SET EXERCISE: Copy the entries below exactly. Images do not belong in the copy.

TASK MATERIAL:
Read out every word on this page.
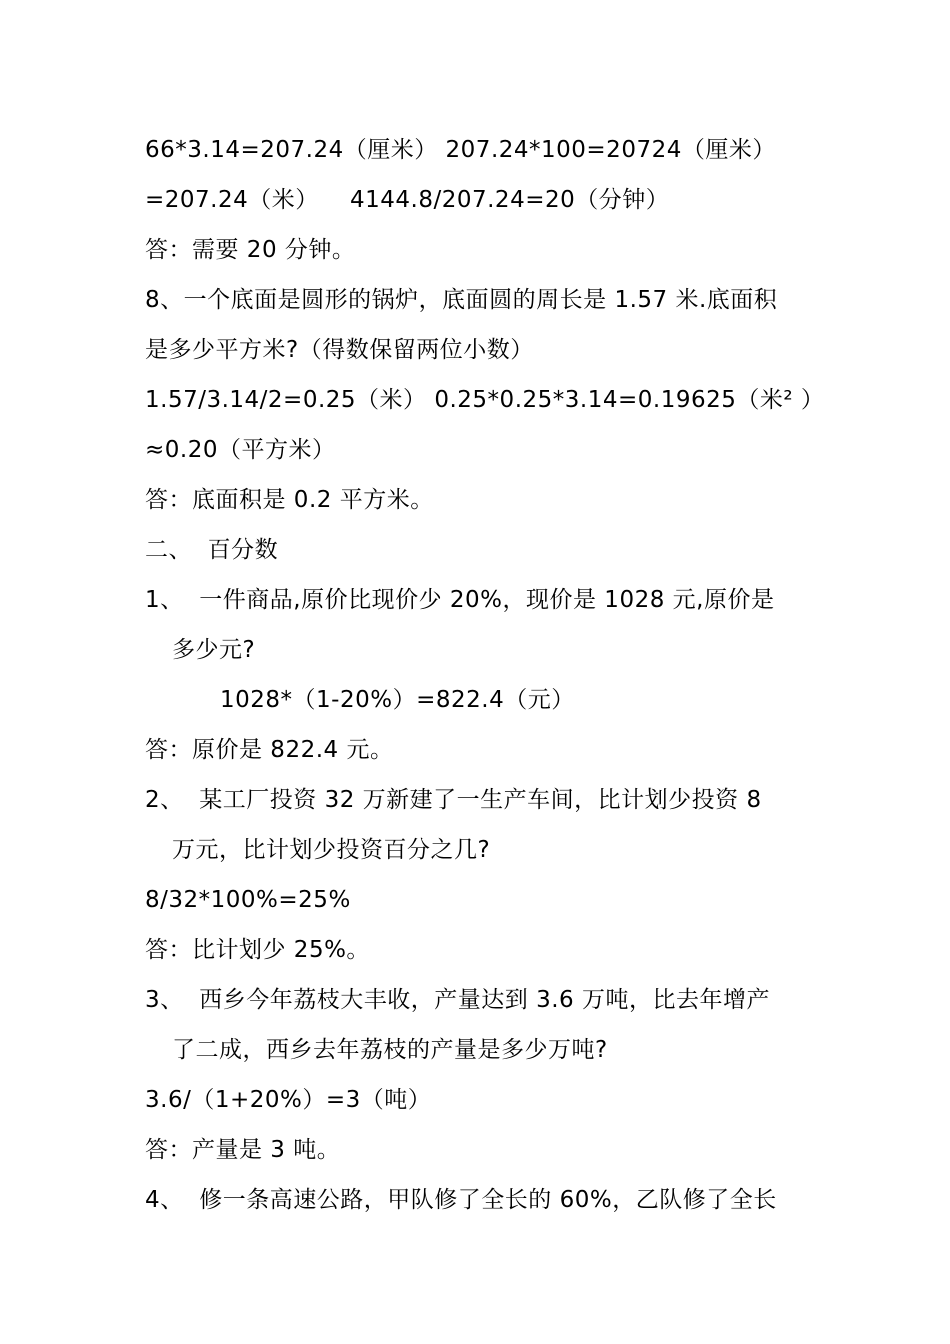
66*3.14=207.24（厘米） 207.24*100=20724（厘米）
=207.24（米）    4144.8/207.24=20（分钟）
答：需要 20 分钟。
8、一个底面是圆形的锅炉，底面圆的周长是 1.57 米.底面积
是多少平方米?（得数保留两位小数）
1.57/3.14/2=0.25（米） 0.25*0.25*3.14=0.19625（米² ）
≈0.20（平方米）
答：底面积是 0.2 平方米。
二、  百分数
1、  一件商品,原价比现价少 20%，现价是 1028 元,原价是
多少元?
1028*（1-20%）=822.4（元）
答：原价是 822.4 元。
2、  某工厂投资 32 万新建了一生产车间，比计划少投资 8
万元，比计划少投资百分之几?
8/32*100%=25%
答：比计划少 25%。
3、  西乡今年荔枝大丰收，产量达到 3.6 万吨，比去年增产
了二成，西乡去年荔枝的产量是多少万吨?
3.6/（1+20%）=3（吨）
答：产量是 3 吨。
4、  修一条高速公路，甲队修了全长的 60%，乙队修了全长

SOLUTION FOR THIS PROBLEM:
Read out every word on this page.
66*3.14=207.24（厘米） 207.24*100=20724（厘米）
=207.24（米）    4144.8/207.24=20（分钟）
答：需要 20 分钟。
8、一个底面是圆形的锅炉，底面圆的周长是 1.57 米.底面积
是多少平方米?（得数保留两位小数）
1.57/3.14/2=0.25（米） 0.25*0.25*3.14=0.19625（米² ）
≈0.20（平方米）
答：底面积是 0.2 平方米。
二、  百分数
1、  一件商品,原价比现价少 20%，现价是 1028 元,原价是
多少元?
1028*（1-20%）=822.4（元）
答：原价是 822.4 元。
2、  某工厂投资 32 万新建了一生产车间，比计划少投资 8
万元，比计划少投资百分之几?
8/32*100%=25%
答：比计划少 25%。
3、  西乡今年荔枝大丰收，产量达到 3.6 万吨，比去年增产
了二成，西乡去年荔枝的产量是多少万吨?
3.6/（1+20%）=3（吨）
答：产量是 3 吨。
4、  修一条高速公路，甲队修了全长的 60%，乙队修了全长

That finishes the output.